-------- Records supplied

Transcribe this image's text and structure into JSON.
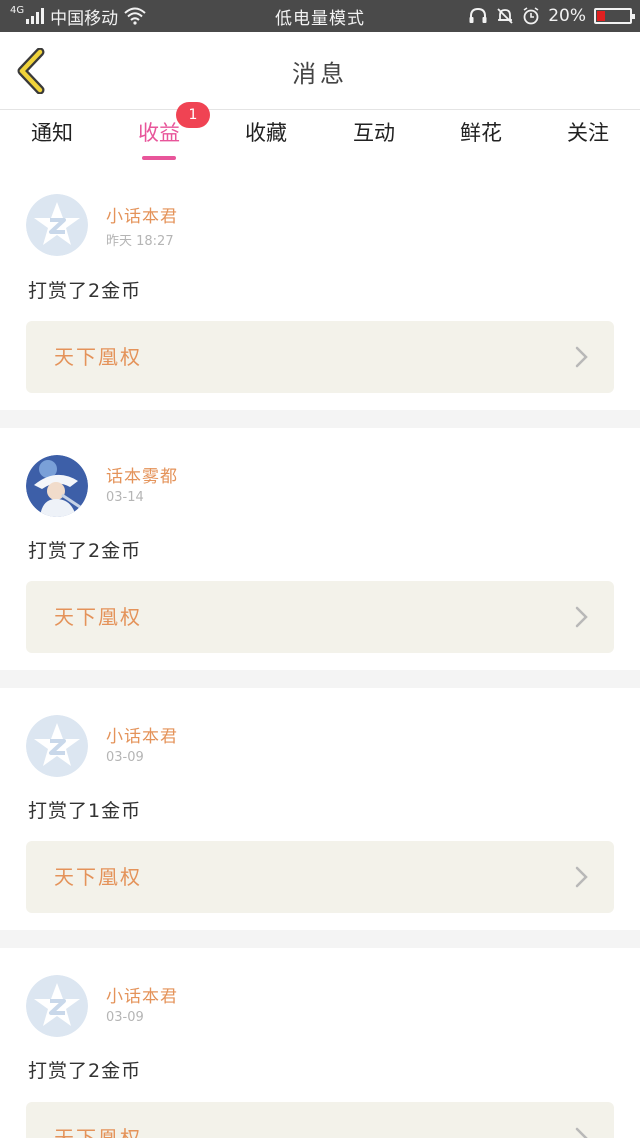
{
  "status_bar": {
    "network": "4G",
    "carrier": "中国移动",
    "mode": "低电量模式",
    "battery": "20%",
    "battery_level": 0.2
  },
  "header": {
    "title": "消息",
    "back_icon": "chevron-left-icon"
  },
  "tabs": [
    {
      "label": "通知",
      "active": false
    },
    {
      "label": "收益",
      "active": true,
      "badge": "1"
    },
    {
      "label": "收藏",
      "active": false
    },
    {
      "label": "互动",
      "active": false
    },
    {
      "label": "鲜花",
      "active": false
    },
    {
      "label": "关注",
      "active": false
    }
  ],
  "colors": {
    "accent_pink": "#e8559a",
    "name_orange": "#e4935a",
    "badge_red": "#f04353",
    "card_bg": "#f3f2ea"
  },
  "messages": [
    {
      "avatar": "default-avatar-icon",
      "name": "小话本君",
      "time": "昨天 18:27",
      "text": "打赏了2金币",
      "book": "天下凰权"
    },
    {
      "avatar": "user-avatar-photo",
      "name": "话本雾都",
      "time": "03-14",
      "text": "打赏了2金币",
      "book": "天下凰权"
    },
    {
      "avatar": "default-avatar-icon",
      "name": "小话本君",
      "time": "03-09",
      "text": "打赏了1金币",
      "book": "天下凰权"
    },
    {
      "avatar": "default-avatar-icon",
      "name": "小话本君",
      "time": "03-09",
      "text": "打赏了2金币",
      "book": "天下凰权"
    }
  ]
}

----------------

• Task
Reproduce all of the entries word for word, skipping any pictures they hold.

• Reply
Transcribe this image's text and structure into JSON.
{
  "status_bar": {
    "network": "4G",
    "carrier": "中国移动",
    "mode": "低电量模式",
    "battery": "20%",
    "battery_level": 0.2
  },
  "header": {
    "title": "消息",
    "back_icon": "chevron-left-icon"
  },
  "tabs": [
    {
      "label": "通知",
      "active": false
    },
    {
      "label": "收益",
      "active": true,
      "badge": "1"
    },
    {
      "label": "收藏",
      "active": false
    },
    {
      "label": "互动",
      "active": false
    },
    {
      "label": "鲜花",
      "active": false
    },
    {
      "label": "关注",
      "active": false
    }
  ],
  "colors": {
    "accent_pink": "#e8559a",
    "name_orange": "#e4935a",
    "badge_red": "#f04353",
    "card_bg": "#f3f2ea"
  },
  "messages": [
    {
      "avatar": "default-avatar-icon",
      "name": "小话本君",
      "time": "昨天 18:27",
      "text": "打赏了2金币",
      "book": "天下凰权"
    },
    {
      "avatar": "user-avatar-photo",
      "name": "话本雾都",
      "time": "03-14",
      "text": "打赏了2金币",
      "book": "天下凰权"
    },
    {
      "avatar": "default-avatar-icon",
      "name": "小话本君",
      "time": "03-09",
      "text": "打赏了1金币",
      "book": "天下凰权"
    },
    {
      "avatar": "default-avatar-icon",
      "name": "小话本君",
      "time": "03-09",
      "text": "打赏了2金币",
      "book": "天下凰权"
    }
  ]
}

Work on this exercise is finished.